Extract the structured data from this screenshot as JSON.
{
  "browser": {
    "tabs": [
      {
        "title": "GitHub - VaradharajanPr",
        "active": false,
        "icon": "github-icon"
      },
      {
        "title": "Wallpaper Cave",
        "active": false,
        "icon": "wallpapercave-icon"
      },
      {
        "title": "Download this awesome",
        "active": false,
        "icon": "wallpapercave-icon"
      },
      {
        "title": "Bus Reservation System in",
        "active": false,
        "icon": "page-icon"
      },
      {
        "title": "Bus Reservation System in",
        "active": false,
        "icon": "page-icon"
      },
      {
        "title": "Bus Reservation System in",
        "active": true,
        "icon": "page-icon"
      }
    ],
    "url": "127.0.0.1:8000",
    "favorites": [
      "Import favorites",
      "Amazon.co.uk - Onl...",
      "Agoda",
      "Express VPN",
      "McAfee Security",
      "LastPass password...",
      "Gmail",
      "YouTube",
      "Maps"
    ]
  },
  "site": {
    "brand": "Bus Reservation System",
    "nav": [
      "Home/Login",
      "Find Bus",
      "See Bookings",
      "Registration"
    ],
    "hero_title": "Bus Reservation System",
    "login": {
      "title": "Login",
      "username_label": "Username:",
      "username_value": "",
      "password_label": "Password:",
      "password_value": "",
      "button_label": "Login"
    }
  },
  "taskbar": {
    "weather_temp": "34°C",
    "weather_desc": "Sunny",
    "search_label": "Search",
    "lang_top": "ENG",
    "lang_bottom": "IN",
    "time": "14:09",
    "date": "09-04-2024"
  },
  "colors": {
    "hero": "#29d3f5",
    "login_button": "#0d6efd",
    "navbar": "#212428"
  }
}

TASK OBJECTIVE
From the records above, pull out every line containing the word "this".

EXPECTED ANSWER
Extract the structured data from this screenshot as JSON.
        "title": "Download this awesome",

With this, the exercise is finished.